- [Document]:
The Clash Over Middle East Studies
Jennifer Jacobson, writing in the Chronicle of Higher Education (subscribers only) (Feb. 6, 2004):
Brandeis University plans to open a Center for Middle East Studies this fall that, officials there say, will be free of bias.
It will not be solely focused on the Arab-Israeli conflict, which is what most centers pay attention to, says Jehuda Reinharz, the university's president. And it will be"ideologically free," he says,"to the extent we can make that possible."
But offering a program in Middle East studies whose ideology offends no one may prove to be no less difficult than dividing an ancient homeland between two warring peoples.
Scholars of Middle East studies today find themselves in the middle of a war of ideas as politically charged as the region they study. The discipline's critics, often conservative supporters of the Bush administration, have denounced the programs as anti-American and anti-Israeli and have called for the creation of an advisory board to review them. The U.S. House of Representatives has already passed a bill to create such a board; the Senate will consider the measure within the next few months. Many faculty members and administrators, however, argue that such a board would curtail their academic freedom.
At the center of the debate is what the centers actually do, whom they are training, and what they are training them for.

- [Given request A]: Quote the records verbatim, starting with the line containing "wire: dashed ladder" and continuing through the last line of the records.

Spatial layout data
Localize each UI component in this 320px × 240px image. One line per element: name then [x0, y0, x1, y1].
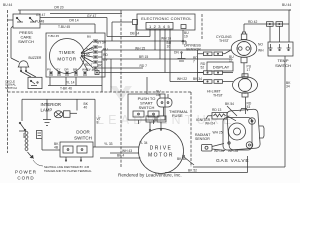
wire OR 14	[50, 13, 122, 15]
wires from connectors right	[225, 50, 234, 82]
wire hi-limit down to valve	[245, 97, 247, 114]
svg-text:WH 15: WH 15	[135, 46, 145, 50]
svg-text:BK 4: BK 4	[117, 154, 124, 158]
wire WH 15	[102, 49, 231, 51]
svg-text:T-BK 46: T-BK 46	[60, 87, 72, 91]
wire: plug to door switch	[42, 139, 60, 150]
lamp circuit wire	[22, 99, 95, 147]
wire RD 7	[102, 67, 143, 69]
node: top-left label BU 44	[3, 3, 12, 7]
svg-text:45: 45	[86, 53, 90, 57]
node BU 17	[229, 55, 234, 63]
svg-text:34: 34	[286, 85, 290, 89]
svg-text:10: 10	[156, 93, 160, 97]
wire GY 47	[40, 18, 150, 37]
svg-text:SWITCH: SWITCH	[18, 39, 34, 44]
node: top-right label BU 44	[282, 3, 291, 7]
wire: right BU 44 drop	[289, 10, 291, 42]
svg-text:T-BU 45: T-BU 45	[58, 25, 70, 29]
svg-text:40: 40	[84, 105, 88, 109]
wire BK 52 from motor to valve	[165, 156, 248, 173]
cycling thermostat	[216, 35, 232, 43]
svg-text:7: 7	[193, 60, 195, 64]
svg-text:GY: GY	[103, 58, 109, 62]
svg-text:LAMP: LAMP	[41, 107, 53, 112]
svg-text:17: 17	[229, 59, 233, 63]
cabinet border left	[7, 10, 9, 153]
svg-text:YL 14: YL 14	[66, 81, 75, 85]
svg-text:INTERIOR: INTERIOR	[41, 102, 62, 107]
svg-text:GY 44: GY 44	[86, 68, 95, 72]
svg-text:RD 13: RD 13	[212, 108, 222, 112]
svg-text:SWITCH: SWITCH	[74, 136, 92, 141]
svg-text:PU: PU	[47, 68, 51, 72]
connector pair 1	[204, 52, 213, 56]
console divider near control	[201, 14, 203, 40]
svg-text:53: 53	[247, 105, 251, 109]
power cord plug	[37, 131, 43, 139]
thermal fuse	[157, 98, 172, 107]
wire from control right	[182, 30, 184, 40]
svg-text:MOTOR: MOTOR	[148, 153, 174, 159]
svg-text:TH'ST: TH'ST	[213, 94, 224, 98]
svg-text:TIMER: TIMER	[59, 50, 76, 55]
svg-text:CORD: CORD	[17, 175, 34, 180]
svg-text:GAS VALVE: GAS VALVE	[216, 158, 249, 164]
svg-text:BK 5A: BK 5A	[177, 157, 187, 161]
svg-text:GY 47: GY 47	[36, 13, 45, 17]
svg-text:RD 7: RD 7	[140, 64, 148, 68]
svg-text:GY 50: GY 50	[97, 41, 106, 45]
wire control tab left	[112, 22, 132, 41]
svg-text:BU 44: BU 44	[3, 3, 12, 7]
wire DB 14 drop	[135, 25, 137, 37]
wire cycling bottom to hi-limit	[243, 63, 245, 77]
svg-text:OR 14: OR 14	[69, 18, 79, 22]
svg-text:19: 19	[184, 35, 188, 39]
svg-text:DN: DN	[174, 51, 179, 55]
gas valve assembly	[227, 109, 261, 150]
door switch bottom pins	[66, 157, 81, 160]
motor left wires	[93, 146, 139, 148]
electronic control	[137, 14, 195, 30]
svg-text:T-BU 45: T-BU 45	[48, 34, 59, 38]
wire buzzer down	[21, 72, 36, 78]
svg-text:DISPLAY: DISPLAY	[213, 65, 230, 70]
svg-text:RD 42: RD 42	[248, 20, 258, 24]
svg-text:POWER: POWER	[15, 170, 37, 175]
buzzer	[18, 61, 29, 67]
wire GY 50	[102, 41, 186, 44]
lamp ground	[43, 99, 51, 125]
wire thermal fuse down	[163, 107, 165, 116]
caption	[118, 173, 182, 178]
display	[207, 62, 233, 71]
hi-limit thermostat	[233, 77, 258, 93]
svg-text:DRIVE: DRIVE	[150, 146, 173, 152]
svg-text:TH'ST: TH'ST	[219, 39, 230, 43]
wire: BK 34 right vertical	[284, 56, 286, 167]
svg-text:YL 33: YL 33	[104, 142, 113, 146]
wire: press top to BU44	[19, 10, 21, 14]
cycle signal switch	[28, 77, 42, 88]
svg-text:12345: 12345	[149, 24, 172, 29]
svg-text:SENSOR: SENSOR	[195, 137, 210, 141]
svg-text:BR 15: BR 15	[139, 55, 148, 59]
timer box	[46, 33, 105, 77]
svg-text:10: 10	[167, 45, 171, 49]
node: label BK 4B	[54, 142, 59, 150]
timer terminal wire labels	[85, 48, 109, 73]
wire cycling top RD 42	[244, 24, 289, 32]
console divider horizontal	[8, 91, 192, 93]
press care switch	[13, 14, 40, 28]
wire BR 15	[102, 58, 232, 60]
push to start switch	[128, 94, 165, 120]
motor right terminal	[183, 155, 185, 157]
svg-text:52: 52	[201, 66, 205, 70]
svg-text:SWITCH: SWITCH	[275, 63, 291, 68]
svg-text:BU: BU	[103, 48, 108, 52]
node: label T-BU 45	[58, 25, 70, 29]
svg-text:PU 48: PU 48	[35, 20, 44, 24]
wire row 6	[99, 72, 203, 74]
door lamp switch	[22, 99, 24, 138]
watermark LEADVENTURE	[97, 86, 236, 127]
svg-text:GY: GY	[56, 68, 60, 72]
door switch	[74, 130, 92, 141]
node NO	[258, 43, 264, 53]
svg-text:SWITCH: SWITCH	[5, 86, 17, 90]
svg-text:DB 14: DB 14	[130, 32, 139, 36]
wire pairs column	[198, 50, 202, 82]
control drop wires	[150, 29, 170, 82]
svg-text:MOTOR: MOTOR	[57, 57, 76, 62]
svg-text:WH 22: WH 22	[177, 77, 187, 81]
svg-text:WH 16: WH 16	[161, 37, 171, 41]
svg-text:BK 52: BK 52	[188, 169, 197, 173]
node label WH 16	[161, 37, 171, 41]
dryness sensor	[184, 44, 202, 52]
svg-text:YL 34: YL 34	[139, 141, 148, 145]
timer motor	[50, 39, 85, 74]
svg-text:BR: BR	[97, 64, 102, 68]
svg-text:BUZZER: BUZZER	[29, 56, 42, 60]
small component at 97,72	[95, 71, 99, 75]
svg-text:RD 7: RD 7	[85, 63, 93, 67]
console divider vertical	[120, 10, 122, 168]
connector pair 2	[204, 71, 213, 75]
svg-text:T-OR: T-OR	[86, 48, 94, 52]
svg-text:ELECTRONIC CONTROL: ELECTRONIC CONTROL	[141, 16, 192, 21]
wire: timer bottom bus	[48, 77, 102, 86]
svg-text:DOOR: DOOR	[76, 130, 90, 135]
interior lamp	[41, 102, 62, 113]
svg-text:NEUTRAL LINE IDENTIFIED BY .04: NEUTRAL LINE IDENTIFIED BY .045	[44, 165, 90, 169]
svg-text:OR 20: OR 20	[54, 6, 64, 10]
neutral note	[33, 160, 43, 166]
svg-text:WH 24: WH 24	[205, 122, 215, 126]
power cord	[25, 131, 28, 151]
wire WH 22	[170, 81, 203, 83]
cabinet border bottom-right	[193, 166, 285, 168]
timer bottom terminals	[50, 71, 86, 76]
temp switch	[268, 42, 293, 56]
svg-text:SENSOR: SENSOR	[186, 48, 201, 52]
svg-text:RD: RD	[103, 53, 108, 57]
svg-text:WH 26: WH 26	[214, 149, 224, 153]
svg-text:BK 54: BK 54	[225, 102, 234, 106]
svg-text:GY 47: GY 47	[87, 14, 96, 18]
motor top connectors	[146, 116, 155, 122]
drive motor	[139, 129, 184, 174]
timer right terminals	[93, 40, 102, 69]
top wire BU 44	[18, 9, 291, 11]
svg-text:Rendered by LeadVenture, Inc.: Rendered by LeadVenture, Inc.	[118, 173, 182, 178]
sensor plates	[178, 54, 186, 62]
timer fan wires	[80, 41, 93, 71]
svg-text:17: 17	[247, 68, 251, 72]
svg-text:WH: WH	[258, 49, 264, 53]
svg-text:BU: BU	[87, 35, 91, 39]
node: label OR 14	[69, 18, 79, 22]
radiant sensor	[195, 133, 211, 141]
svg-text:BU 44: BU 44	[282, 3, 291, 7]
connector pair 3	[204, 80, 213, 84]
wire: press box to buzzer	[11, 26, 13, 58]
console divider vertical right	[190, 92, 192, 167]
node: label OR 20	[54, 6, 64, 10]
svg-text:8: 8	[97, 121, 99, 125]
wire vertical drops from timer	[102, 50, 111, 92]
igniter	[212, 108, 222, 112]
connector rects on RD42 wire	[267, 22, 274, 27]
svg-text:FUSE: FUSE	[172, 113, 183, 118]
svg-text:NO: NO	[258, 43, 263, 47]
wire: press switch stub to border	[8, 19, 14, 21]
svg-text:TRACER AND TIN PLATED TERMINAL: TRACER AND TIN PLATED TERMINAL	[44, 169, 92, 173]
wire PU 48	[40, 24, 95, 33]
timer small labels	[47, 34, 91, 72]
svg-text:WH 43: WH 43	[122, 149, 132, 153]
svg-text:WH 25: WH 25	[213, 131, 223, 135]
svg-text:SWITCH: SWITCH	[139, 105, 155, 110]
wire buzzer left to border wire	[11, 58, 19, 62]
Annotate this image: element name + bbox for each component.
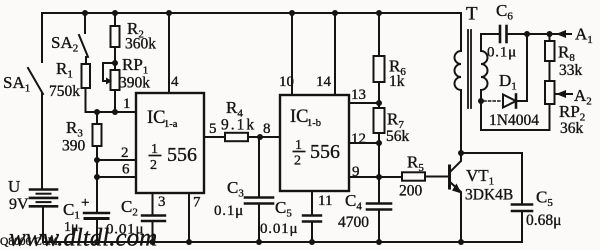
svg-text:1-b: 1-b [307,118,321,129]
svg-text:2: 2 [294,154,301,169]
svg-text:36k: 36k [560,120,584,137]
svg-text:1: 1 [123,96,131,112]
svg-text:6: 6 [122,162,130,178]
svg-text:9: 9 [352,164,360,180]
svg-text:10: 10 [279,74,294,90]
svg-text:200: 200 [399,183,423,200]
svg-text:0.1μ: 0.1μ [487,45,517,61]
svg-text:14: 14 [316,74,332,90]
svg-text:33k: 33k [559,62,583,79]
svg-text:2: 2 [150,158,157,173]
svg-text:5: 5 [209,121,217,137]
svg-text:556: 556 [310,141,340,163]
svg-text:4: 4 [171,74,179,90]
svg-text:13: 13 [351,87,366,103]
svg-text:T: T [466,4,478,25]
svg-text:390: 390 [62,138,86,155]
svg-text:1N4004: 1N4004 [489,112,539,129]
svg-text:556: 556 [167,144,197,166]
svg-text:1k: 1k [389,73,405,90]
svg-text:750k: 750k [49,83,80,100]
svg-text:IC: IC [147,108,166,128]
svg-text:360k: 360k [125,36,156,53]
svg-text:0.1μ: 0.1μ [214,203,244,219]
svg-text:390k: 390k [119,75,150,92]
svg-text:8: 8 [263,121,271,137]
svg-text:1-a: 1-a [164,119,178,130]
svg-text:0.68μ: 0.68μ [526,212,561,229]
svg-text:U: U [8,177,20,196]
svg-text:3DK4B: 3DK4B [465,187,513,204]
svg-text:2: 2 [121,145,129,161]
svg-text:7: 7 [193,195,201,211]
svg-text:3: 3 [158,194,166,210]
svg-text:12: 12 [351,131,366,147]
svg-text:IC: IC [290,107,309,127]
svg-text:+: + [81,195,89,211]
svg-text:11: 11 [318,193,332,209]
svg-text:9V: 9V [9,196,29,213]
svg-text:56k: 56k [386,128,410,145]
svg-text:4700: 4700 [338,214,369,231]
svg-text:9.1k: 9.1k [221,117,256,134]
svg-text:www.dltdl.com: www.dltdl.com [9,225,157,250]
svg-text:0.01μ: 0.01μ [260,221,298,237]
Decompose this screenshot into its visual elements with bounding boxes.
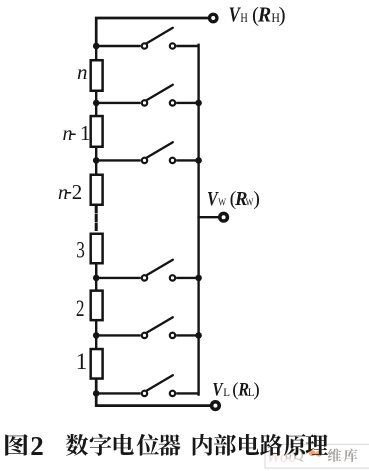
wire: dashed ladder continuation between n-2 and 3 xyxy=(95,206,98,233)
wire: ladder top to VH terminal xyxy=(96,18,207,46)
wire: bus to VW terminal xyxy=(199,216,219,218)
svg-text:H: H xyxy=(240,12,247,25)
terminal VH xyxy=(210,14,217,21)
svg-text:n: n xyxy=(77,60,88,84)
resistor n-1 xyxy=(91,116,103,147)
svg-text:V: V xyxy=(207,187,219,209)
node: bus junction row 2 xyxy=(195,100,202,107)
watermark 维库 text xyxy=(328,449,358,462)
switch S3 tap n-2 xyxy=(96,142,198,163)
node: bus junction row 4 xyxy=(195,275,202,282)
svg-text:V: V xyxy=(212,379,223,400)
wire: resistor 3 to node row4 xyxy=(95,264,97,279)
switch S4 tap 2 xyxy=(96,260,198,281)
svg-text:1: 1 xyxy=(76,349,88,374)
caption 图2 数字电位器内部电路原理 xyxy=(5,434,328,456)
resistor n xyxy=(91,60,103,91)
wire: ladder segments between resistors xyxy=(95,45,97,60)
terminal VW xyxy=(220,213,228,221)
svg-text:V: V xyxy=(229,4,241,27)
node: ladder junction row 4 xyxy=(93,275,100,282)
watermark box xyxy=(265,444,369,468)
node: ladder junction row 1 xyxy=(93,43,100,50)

- [Given request B]: Print the passage on Middle East studies exactly, starting with "But offering a" and going on through "two warring peoples.".

- [Correct response A]:
wire: dashed ladder continuation between n-2 and 3 xyxy=(95,206,98,233)
wire: ladder top to VH terminal xyxy=(96,18,207,46)
wire: bus to VW terminal xyxy=(199,216,219,218)
svg-text:H: H xyxy=(240,12,247,25)
terminal VH xyxy=(210,14,217,21)
svg-text:n: n xyxy=(77,60,88,84)
resistor n-1 xyxy=(91,116,103,147)
svg-text:V: V xyxy=(207,187,219,209)
node: bus junction row 2 xyxy=(195,100,202,107)
watermark 维库 text xyxy=(328,449,358,462)
switch S3 tap n-2 xyxy=(96,142,198,163)
node: bus junction row 4 xyxy=(195,275,202,282)
svg-text:V: V xyxy=(212,379,223,400)
wire: resistor 3 to node row4 xyxy=(95,264,97,279)
switch S4 tap 2 xyxy=(96,260,198,281)
svg-text:1: 1 xyxy=(76,349,88,374)
caption 图2 数字电位器内部电路原理 xyxy=(5,434,328,456)
resistor n xyxy=(91,60,103,91)
wire: ladder segments between resistors xyxy=(95,45,97,60)
terminal VW xyxy=(220,213,228,221)
svg-text:V: V xyxy=(229,4,241,27)
node: ladder junction row 4 xyxy=(93,275,100,282)
watermark box xyxy=(265,444,369,468)
node: ladder junction row 1 xyxy=(93,43,100,50)

- [Correct response B]:
But offering a program in Middle East studies whose ideology offends no one may prove to be no less difficult than dividing an ancient homeland between two warring peoples.